In These Times is an American politically progressive monthly magazine of news and opinion published in Chicago, Illinois.
It was established as a broadsheet-format fortnightly newspaper in 1976 by James Weinstein, a lifelong socialist. 

It investigates alleged corporate and government wrongdoing, covers international affairs, and has a cultural section.  It regularly reports on labor, economic and racial justice movements, environmental issues, feminism, grassroots democracy, minority communities, and the media.

Weinstein was the publication's founding editor and publisher; its current publisher is Christopher Hass.

, it had a circulation of over 50,000. As a nonprofit organization, the magazine is financed through subscriptions and donations.

History
In 1976, Weinstein, an historian and former editor of Studies on the Left, launched the politically progressive journal In These Times. He sought to model the newsweekly on the early-20th-century socialist newspaper the Appeal to Reason.  For some time, its tagline was 'The Socialist Newsweekly'. "We intend to speak to corporate capitalism as the great issue of our time, and to socialism as the popular movement that will meet it" he told the Chicago Sun Times on the eve of the first issue's release.  While Weinstein himself was involved with both the New American Movement and the Democratic Socialist Organizing Committee, he wanted the journal to be independent of any one political party or faction.  Thus, over the years it has published a wide variety of contributorsfrom anarchists, to union members, to centrists.

During the 1980s, the publication won notoriety for its investigative reporting of the Iran–Contra affair. It has since broken stories on the deliberate destruction of Iraqi water treatment plants by US forces during the first Gulf War (1990-1991), global warming, and on the emergence of mad cow disease.

During the 1980s, and up to 1992, it was a biweekly newspaper and a democratic-socialist competitor to the National Guardian, which was a biweekly newspaper that was closer to Marxism–Leninism.

..............................

#### [PROBLEMS AND TASKS]
a: According to the passage on In These Times, which stories has the publication broken since its 1980s reporting on the Iran–Contra affair? List each one.
b: Who is the current publisher of In These Times, according to the passage?
The records that follow the magazine history are unrelated to it and stand as separate material.

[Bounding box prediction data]
..............................

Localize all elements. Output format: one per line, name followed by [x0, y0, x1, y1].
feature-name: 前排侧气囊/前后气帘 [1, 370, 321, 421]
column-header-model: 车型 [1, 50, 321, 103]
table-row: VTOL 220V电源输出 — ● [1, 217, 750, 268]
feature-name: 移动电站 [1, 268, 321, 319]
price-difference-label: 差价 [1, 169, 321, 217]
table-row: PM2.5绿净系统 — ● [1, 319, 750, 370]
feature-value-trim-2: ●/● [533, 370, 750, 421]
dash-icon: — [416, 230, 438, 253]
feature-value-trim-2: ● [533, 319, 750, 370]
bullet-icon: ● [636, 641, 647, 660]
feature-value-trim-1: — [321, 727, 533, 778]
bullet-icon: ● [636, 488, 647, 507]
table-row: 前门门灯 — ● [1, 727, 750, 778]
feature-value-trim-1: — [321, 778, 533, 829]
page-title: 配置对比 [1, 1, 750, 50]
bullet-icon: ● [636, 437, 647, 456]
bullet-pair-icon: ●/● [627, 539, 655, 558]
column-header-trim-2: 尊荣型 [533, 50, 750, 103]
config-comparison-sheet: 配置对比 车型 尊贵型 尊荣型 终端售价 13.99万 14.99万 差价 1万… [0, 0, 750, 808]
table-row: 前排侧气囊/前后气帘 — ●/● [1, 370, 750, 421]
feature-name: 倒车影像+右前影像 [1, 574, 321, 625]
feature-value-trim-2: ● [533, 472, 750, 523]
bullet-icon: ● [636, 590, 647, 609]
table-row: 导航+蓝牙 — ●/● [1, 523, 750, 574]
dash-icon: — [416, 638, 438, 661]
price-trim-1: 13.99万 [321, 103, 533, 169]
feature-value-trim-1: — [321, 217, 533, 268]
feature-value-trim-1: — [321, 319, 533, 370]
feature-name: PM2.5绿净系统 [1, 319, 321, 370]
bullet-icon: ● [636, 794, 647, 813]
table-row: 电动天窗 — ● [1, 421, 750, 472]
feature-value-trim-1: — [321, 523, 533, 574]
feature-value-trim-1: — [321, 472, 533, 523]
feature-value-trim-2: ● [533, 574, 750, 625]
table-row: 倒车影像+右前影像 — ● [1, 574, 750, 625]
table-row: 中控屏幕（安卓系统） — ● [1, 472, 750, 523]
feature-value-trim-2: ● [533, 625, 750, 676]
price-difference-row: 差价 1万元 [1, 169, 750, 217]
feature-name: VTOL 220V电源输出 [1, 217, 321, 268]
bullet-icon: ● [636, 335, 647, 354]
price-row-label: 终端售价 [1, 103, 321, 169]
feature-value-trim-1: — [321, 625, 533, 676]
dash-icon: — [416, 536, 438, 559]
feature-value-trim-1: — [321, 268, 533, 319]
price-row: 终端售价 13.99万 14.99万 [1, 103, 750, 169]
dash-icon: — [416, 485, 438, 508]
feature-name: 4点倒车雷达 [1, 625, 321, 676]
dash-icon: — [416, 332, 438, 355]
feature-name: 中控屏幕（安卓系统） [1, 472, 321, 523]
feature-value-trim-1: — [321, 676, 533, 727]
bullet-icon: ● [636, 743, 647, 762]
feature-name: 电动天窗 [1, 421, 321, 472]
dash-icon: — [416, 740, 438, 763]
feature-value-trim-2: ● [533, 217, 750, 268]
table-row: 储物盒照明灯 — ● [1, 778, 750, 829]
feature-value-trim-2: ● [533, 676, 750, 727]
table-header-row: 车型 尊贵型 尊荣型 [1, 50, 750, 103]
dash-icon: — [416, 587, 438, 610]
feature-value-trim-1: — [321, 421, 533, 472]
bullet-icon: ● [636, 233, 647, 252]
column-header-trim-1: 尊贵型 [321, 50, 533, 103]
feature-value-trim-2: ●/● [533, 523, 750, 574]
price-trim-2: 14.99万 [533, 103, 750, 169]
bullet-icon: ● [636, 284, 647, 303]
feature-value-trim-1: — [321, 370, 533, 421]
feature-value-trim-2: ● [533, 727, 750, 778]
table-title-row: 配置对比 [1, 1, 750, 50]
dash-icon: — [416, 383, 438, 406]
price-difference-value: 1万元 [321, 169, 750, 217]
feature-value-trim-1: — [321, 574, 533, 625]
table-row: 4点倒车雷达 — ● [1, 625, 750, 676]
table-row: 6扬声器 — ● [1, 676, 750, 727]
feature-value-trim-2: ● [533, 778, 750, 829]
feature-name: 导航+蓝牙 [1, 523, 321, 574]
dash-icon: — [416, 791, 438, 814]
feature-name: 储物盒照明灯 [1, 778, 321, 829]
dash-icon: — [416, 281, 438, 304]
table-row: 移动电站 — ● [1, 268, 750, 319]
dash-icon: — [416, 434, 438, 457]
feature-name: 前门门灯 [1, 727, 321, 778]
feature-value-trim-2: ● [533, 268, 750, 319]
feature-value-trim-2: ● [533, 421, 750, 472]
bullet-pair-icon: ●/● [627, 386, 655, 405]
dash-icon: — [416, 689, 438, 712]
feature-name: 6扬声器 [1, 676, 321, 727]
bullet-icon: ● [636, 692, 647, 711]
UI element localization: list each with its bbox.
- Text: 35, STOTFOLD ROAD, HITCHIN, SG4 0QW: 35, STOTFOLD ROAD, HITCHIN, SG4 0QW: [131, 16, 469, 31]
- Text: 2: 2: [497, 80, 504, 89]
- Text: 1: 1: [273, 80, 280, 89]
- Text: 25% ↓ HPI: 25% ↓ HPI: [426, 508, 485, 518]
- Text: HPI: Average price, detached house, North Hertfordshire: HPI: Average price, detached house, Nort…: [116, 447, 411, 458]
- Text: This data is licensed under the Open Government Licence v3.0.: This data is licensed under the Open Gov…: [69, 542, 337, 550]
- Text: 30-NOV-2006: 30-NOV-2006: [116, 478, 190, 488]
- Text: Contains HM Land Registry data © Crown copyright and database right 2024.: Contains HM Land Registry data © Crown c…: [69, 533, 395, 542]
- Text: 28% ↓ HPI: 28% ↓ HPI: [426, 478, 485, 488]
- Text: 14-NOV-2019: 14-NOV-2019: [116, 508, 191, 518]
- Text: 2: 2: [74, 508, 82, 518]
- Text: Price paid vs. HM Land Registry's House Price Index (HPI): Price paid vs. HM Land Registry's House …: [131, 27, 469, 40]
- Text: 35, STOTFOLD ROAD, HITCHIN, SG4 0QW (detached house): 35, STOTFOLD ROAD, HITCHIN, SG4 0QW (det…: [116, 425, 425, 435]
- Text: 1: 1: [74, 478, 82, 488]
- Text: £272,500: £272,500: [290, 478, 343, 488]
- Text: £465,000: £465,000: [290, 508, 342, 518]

..............................

#### [WRITTEN ANSWERS]
a:
- The deliberate destruction of Iraqi water treatment plants by US forces during the first Gulf War (1990-1991)
- Global warming
- The emergence of mad cow disease

b: Christopher Hass